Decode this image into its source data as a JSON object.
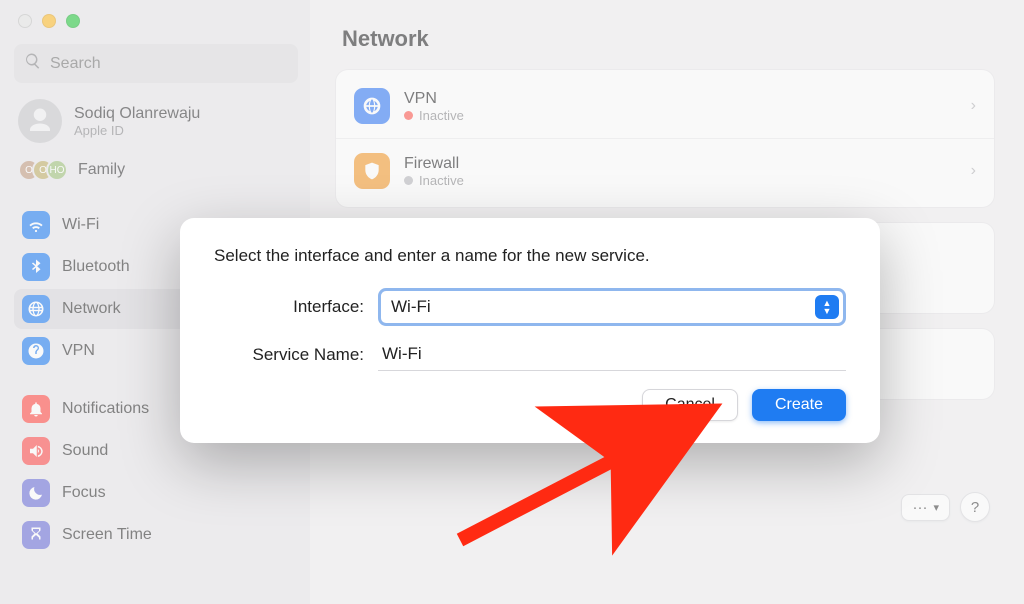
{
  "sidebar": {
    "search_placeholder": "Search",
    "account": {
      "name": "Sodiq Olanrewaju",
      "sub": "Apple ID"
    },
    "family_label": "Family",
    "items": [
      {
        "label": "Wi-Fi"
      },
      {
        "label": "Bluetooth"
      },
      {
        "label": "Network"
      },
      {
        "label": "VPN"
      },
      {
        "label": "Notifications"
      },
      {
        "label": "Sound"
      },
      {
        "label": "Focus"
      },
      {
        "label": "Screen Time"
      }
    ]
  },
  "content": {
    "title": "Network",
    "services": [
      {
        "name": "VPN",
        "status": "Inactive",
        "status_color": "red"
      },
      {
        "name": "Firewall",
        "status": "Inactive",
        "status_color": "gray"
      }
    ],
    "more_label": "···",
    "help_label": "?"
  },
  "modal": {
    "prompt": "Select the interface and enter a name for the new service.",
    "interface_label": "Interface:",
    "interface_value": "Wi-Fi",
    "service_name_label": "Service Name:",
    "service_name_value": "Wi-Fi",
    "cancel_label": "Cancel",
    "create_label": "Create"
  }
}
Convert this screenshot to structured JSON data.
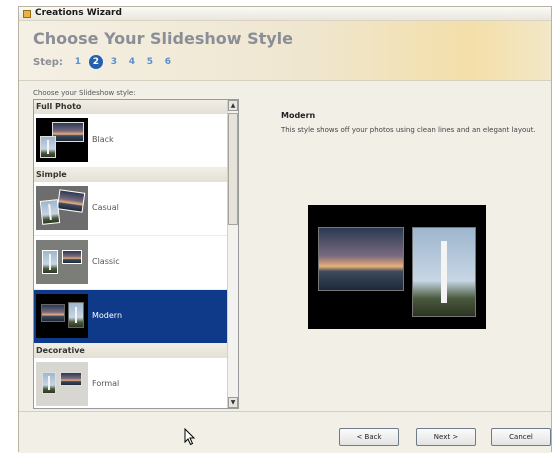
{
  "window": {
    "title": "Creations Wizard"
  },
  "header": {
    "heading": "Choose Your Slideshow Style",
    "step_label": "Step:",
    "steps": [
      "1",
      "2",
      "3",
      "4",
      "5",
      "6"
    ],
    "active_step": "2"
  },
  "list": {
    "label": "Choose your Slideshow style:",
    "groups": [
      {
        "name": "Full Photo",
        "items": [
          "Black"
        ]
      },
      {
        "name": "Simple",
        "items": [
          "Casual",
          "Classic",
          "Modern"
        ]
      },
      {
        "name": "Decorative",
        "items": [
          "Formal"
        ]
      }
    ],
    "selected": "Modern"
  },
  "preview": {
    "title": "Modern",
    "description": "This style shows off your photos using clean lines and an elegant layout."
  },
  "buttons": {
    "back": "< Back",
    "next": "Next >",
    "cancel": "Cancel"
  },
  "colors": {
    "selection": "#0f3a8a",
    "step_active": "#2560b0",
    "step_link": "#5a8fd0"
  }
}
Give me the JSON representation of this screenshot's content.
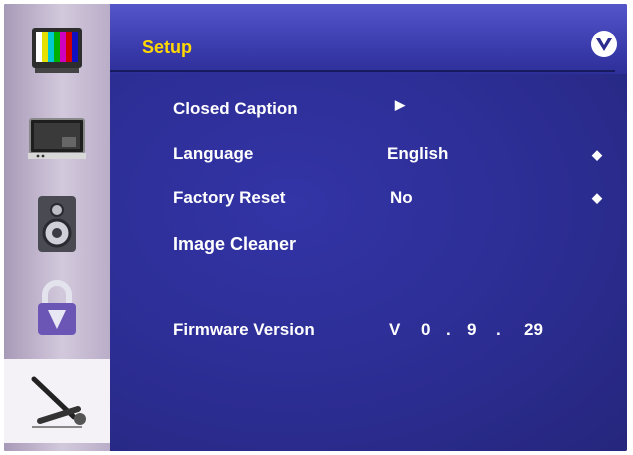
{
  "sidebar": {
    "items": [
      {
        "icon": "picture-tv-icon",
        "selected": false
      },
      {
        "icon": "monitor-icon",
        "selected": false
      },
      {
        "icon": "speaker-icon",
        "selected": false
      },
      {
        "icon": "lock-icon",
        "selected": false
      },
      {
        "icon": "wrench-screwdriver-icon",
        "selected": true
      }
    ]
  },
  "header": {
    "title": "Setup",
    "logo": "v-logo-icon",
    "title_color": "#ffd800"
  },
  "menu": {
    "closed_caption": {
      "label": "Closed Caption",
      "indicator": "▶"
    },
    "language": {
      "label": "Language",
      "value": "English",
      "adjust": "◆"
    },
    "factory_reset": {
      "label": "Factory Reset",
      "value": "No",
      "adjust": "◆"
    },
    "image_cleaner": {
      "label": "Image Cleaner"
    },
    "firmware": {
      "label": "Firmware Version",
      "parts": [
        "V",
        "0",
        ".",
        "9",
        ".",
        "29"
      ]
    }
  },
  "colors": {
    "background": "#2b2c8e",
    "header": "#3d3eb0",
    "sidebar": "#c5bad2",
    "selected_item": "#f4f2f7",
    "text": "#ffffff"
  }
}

Stated task »
Leaving the pictures aside, transcribe the entire listing exactly.

Written answer »
Decode this image into its source data as a JSON object.
{
  "sidebar": {
    "search_placeholder": "Search",
    "account": {
      "name": "Sodiq Olanrewaju",
      "sub": "Apple ID"
    },
    "family_label": "Family",
    "items": [
      {
        "label": "Wi-Fi"
      },
      {
        "label": "Bluetooth"
      },
      {
        "label": "Network"
      },
      {
        "label": "VPN"
      },
      {
        "label": "Notifications"
      },
      {
        "label": "Sound"
      },
      {
        "label": "Focus"
      },
      {
        "label": "Screen Time"
      }
    ]
  },
  "content": {
    "title": "Network",
    "services": [
      {
        "name": "VPN",
        "status": "Inactive",
        "status_color": "red"
      },
      {
        "name": "Firewall",
        "status": "Inactive",
        "status_color": "gray"
      }
    ],
    "more_label": "···",
    "help_label": "?"
  },
  "modal": {
    "prompt": "Select the interface and enter a name for the new service.",
    "interface_label": "Interface:",
    "interface_value": "Wi-Fi",
    "service_name_label": "Service Name:",
    "service_name_value": "Wi-Fi",
    "cancel_label": "Cancel",
    "create_label": "Create"
  }
}
Convert this screenshot to structured JSON data.
{
  "window": {
    "title": "Creations Wizard"
  },
  "header": {
    "heading": "Choose Your Slideshow Style",
    "step_label": "Step:",
    "steps": [
      "1",
      "2",
      "3",
      "4",
      "5",
      "6"
    ],
    "active_step": "2"
  },
  "list": {
    "label": "Choose your Slideshow style:",
    "groups": [
      {
        "name": "Full Photo",
        "items": [
          "Black"
        ]
      },
      {
        "name": "Simple",
        "items": [
          "Casual",
          "Classic",
          "Modern"
        ]
      },
      {
        "name": "Decorative",
        "items": [
          "Formal"
        ]
      }
    ],
    "selected": "Modern"
  },
  "preview": {
    "title": "Modern",
    "description": "This style shows off your photos using clean lines and an elegant layout."
  },
  "buttons": {
    "back": "< Back",
    "next": "Next >",
    "cancel": "Cancel"
  },
  "colors": {
    "selection": "#0f3a8a",
    "step_active": "#2560b0",
    "step_link": "#5a8fd0"
  }
}
Give me the JSON representation of this screenshot's content.
{
  "sidebar": {
    "items": [
      {
        "icon": "picture-tv-icon",
        "selected": false
      },
      {
        "icon": "monitor-icon",
        "selected": false
      },
      {
        "icon": "speaker-icon",
        "selected": false
      },
      {
        "icon": "lock-icon",
        "selected": false
      },
      {
        "icon": "wrench-screwdriver-icon",
        "selected": true
      }
    ]
  },
  "header": {
    "title": "Setup",
    "logo": "v-logo-icon",
    "title_color": "#ffd800"
  },
  "menu": {
    "closed_caption": {
      "label": "Closed Caption",
      "indicator": "▶"
    },
    "language": {
      "label": "Language",
      "value": "English",
      "adjust": "◆"
    },
    "factory_reset": {
      "label": "Factory Reset",
      "value": "No",
      "adjust": "◆"
    },
    "image_cleaner": {
      "label": "Image Cleaner"
    },
    "firmware": {
      "label": "Firmware Version",
      "parts": [
        "V",
        "0",
        ".",
        "9",
        ".",
        "29"
      ]
    }
  },
  "colors": {
    "background": "#2b2c8e",
    "header": "#3d3eb0",
    "sidebar": "#c5bad2",
    "selected_item": "#f4f2f7",
    "text": "#ffffff"
  }
}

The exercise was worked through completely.